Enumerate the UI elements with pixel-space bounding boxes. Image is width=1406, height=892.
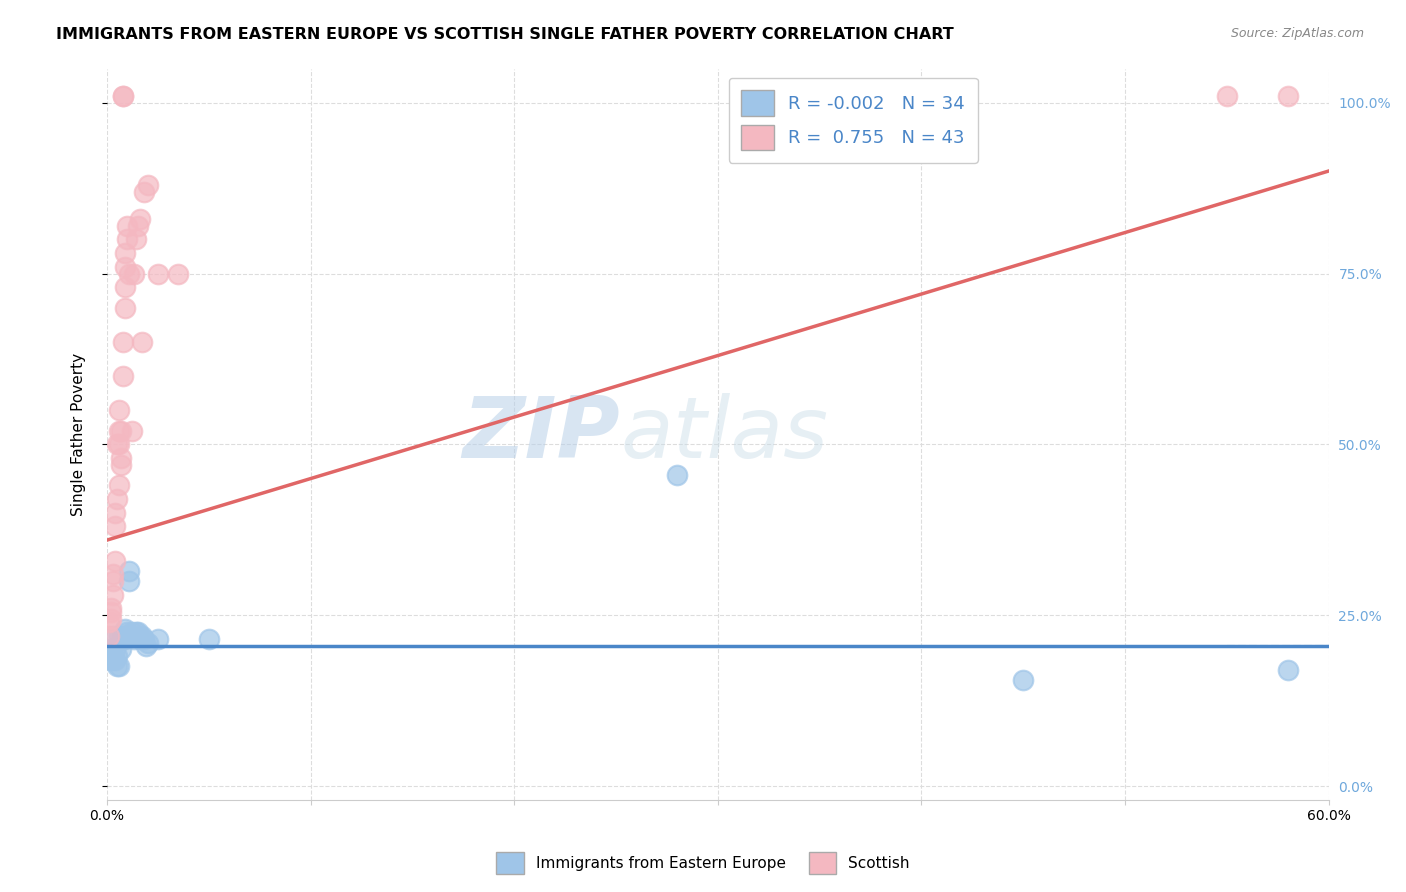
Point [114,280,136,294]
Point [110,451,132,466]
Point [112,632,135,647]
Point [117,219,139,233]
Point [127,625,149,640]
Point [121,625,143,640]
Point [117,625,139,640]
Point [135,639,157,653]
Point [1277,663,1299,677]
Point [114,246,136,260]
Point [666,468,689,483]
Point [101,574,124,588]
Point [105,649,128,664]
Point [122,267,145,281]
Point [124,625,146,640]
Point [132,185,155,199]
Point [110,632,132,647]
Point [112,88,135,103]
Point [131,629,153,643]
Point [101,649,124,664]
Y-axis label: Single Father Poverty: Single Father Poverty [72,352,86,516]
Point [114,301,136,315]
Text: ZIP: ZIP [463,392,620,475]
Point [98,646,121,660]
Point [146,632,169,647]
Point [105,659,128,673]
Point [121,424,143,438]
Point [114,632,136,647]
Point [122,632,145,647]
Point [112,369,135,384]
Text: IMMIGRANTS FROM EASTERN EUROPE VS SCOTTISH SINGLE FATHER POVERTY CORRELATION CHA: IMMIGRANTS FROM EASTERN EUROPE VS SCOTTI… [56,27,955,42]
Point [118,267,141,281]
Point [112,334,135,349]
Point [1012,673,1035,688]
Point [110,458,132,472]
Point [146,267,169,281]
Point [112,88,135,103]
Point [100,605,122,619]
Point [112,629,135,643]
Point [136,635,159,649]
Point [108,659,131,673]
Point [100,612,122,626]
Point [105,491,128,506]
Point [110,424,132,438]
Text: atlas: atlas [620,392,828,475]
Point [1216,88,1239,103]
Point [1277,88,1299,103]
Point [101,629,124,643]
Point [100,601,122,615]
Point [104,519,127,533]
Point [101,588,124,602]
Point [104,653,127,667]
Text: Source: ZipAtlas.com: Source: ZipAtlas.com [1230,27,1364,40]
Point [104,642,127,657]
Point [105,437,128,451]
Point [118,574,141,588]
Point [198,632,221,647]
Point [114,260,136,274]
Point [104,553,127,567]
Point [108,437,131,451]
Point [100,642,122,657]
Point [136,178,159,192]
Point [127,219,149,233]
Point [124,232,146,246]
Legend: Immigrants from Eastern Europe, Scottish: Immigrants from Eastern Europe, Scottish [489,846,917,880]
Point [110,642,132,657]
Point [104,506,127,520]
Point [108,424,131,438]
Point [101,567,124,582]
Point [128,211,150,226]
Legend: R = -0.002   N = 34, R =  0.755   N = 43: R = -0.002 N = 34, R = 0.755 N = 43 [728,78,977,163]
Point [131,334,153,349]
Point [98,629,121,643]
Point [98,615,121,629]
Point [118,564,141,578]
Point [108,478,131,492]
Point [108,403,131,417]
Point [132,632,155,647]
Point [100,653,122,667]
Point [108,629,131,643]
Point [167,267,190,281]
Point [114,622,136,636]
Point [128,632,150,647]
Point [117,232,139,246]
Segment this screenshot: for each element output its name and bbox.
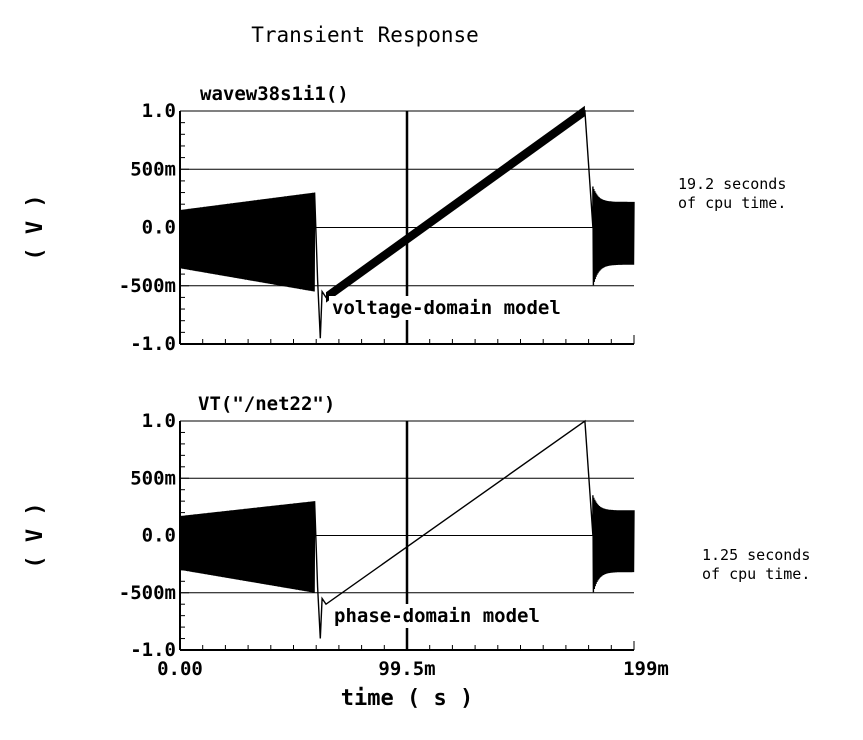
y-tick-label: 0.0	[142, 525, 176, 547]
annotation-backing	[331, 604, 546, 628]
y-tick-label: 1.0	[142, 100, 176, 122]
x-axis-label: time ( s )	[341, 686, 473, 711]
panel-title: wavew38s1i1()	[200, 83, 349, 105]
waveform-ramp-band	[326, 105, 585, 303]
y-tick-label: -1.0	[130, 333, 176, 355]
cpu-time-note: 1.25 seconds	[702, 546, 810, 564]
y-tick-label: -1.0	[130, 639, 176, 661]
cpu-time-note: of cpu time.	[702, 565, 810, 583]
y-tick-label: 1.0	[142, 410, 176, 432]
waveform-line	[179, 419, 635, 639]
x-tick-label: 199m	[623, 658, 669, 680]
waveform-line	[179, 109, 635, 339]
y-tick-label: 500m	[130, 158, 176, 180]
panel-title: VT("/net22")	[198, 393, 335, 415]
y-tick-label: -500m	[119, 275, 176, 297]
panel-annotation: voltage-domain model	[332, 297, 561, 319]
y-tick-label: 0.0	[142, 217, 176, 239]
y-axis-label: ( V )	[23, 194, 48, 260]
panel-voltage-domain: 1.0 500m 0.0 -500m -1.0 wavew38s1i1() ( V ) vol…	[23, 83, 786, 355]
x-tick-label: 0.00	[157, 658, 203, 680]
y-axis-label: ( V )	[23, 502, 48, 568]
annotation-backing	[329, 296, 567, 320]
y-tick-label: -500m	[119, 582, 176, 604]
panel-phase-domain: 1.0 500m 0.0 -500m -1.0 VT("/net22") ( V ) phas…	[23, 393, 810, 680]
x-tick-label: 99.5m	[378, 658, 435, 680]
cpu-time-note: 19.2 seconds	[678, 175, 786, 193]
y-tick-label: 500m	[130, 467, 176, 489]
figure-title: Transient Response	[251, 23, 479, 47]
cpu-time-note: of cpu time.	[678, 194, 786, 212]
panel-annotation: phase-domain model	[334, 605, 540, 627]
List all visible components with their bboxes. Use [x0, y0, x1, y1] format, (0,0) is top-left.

* * *

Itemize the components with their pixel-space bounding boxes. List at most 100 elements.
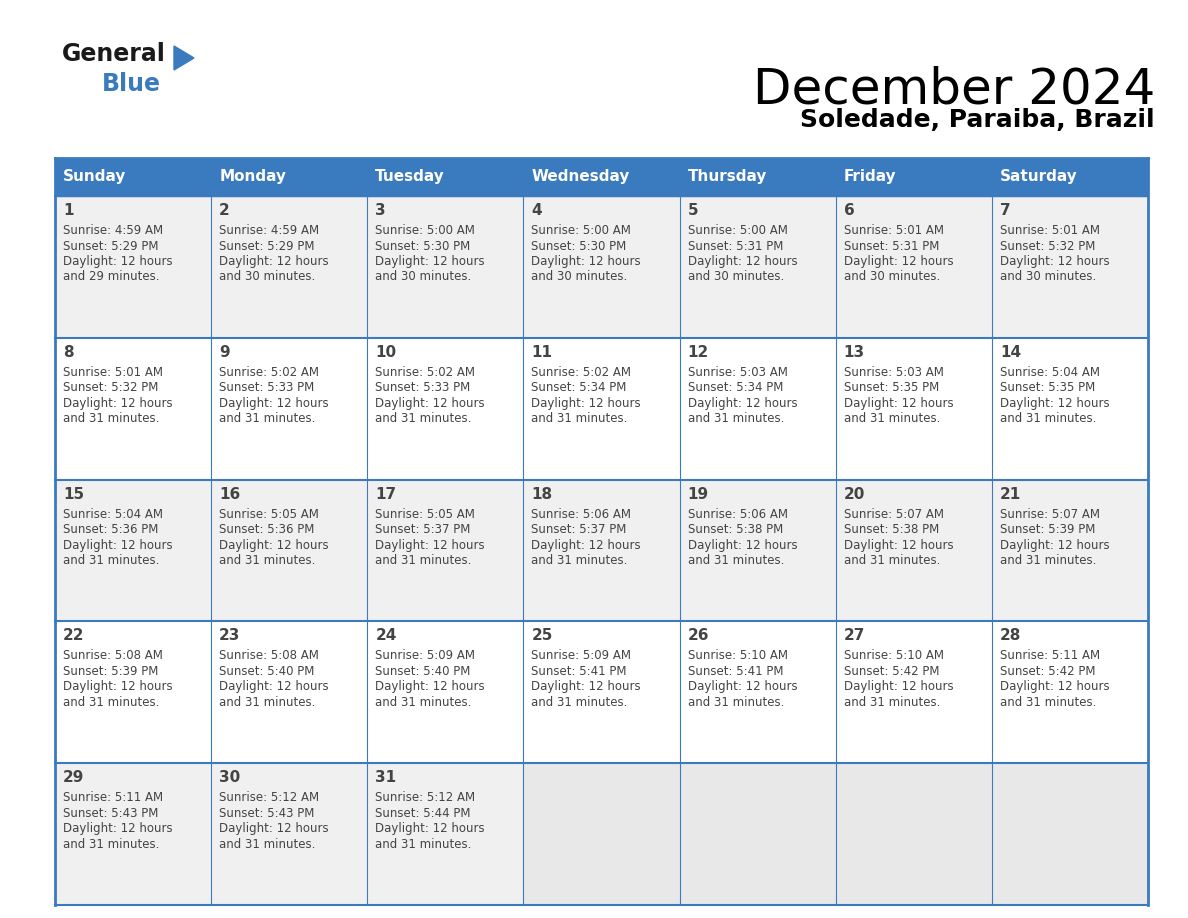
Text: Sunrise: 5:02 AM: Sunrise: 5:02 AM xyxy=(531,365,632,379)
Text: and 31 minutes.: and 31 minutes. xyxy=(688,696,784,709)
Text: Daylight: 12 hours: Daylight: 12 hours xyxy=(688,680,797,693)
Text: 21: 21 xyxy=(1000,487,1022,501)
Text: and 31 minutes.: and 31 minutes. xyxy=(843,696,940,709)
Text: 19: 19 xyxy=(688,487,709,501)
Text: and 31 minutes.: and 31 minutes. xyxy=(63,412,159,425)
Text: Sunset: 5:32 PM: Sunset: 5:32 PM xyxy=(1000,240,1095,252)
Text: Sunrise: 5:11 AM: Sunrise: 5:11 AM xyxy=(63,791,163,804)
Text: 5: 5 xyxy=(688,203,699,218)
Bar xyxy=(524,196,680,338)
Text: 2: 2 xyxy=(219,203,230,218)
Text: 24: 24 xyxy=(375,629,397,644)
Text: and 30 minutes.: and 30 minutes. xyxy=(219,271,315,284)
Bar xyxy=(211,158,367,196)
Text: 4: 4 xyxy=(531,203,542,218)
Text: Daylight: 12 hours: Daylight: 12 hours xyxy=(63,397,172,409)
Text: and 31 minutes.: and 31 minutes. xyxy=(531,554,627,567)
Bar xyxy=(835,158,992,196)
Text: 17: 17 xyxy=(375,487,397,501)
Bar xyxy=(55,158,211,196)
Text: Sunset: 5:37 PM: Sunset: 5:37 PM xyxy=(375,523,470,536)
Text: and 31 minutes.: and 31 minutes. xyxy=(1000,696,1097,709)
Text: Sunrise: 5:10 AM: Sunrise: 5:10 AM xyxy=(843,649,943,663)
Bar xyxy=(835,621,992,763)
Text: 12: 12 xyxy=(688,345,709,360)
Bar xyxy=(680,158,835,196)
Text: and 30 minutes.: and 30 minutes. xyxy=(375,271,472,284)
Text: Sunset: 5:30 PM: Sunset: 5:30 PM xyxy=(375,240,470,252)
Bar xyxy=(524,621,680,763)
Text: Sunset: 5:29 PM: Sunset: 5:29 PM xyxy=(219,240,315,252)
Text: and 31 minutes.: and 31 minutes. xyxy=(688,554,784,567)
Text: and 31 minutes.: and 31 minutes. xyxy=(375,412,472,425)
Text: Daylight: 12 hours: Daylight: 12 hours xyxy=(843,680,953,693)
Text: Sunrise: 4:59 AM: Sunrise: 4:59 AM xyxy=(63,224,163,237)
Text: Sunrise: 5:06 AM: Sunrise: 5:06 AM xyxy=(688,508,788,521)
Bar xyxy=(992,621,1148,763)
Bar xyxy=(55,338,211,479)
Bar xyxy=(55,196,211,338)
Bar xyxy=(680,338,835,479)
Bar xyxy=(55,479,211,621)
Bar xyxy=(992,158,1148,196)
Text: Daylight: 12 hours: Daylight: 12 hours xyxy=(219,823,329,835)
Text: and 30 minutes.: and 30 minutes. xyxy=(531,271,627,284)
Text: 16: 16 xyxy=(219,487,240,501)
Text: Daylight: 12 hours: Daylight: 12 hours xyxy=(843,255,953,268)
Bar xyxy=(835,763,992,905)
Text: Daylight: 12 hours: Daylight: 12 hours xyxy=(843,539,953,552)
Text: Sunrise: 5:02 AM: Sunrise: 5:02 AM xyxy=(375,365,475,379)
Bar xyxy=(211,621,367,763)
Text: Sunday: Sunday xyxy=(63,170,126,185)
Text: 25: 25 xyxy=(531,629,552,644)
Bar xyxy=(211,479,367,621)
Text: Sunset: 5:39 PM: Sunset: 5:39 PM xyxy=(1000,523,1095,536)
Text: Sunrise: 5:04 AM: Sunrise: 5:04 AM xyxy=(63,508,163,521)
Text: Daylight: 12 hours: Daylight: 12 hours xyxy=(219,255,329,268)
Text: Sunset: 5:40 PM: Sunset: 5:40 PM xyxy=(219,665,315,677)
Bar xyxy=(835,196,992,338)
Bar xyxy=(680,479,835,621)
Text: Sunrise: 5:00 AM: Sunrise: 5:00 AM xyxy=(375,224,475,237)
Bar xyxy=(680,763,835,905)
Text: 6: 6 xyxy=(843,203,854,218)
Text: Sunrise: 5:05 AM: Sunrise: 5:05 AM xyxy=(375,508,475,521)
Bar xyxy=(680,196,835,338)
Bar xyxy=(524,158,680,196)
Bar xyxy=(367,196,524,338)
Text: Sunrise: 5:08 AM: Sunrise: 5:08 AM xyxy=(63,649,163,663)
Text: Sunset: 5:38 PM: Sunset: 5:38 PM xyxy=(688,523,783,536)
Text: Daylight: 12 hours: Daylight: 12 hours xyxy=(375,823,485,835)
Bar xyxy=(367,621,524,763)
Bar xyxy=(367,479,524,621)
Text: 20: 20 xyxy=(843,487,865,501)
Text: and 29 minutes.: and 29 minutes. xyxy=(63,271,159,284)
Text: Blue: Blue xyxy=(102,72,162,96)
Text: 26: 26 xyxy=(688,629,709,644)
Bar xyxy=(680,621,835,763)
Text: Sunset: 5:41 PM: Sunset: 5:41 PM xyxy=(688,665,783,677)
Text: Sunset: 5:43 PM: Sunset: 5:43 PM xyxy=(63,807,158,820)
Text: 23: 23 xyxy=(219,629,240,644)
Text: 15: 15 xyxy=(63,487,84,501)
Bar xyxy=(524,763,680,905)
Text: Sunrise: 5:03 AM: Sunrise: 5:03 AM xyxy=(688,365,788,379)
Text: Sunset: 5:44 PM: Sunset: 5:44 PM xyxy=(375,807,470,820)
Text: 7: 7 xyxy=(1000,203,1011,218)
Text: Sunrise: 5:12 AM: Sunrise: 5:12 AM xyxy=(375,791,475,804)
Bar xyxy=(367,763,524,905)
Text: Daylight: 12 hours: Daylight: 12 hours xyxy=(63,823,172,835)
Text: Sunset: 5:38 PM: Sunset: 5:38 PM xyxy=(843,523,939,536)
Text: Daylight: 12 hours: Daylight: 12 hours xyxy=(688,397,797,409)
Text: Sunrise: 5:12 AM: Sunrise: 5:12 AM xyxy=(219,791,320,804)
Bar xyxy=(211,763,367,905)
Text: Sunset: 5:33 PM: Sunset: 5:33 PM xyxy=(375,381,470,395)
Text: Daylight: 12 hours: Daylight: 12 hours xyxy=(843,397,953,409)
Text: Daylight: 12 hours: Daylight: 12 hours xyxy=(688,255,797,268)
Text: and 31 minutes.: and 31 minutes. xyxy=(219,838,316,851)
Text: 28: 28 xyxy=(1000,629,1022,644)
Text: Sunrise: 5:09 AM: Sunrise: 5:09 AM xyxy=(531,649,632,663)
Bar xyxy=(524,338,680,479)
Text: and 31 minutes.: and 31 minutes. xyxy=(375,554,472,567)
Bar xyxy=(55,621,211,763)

==

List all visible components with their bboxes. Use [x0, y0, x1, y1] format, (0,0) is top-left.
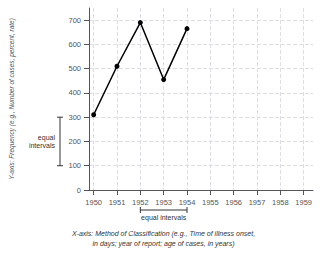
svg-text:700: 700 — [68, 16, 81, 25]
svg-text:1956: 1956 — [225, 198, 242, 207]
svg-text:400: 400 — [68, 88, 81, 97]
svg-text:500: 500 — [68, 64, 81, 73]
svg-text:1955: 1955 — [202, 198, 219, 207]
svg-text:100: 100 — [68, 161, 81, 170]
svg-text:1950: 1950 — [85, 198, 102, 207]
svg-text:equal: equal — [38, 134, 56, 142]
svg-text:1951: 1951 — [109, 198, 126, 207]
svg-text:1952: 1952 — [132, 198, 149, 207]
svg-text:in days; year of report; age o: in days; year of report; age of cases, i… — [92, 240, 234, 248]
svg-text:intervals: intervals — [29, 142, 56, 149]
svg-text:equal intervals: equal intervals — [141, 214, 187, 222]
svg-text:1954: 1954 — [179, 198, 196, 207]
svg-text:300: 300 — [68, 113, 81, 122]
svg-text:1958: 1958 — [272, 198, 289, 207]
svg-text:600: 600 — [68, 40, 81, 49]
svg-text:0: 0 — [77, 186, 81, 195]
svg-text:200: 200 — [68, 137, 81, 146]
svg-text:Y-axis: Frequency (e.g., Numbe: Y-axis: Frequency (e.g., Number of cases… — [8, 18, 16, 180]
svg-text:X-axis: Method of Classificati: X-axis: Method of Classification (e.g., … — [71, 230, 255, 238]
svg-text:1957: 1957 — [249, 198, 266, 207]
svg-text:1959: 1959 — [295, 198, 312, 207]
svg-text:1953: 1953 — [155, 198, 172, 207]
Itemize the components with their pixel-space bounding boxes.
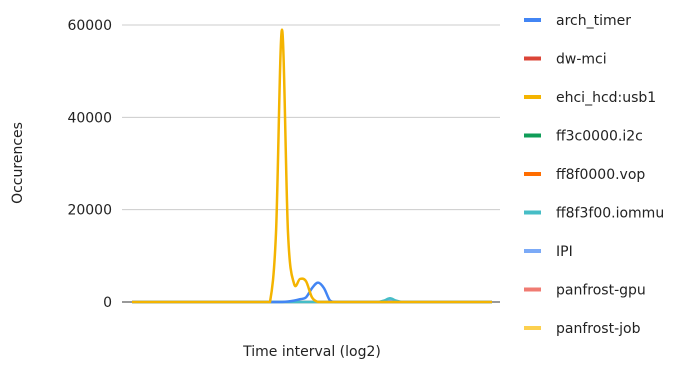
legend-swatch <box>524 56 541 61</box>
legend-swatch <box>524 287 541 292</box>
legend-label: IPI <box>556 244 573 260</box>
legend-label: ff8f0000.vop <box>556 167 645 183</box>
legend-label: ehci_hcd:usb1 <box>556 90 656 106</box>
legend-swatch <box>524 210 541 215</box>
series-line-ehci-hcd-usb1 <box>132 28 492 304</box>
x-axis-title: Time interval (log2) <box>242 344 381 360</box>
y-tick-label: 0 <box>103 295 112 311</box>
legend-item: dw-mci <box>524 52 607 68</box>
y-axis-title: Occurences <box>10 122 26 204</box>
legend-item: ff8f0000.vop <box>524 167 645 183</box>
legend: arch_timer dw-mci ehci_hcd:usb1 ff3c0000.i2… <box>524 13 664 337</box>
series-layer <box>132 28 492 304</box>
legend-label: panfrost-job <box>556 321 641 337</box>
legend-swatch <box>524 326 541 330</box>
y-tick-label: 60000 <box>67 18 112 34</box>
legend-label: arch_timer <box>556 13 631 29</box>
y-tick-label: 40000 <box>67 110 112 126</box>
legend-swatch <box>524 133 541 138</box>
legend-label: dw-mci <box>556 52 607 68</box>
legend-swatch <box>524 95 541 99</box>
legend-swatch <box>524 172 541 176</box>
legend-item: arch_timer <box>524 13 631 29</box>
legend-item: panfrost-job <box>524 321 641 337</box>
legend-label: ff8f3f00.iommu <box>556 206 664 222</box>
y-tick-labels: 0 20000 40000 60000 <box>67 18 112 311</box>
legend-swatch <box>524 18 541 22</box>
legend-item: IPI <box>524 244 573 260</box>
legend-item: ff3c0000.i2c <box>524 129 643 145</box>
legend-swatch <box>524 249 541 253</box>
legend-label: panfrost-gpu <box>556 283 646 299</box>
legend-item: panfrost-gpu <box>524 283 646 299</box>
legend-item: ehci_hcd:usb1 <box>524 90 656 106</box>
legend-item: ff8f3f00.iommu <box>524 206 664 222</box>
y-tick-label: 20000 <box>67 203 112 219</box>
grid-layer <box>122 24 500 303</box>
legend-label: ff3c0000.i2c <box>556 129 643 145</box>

● **WHAT YOU NEED TO DO**:
Could you give the lines from "legend-swatch <box>524 56 541 61</box>" through "legend-label: ehci_hcd:usb1 <box>556" again, renaming "legend-label" to "legend-name" and keeping everything else unchanged?

● **PROBLEM SOLUTION**:
legend-swatch <box>524 56 541 61</box>
legend-swatch <box>524 287 541 292</box>
legend-name: IPI <box>556 244 573 260</box>
legend-name: ff8f0000.vop <box>556 167 645 183</box>
legend-name: ehci_hcd:usb1 <box>556 90 656 106</box>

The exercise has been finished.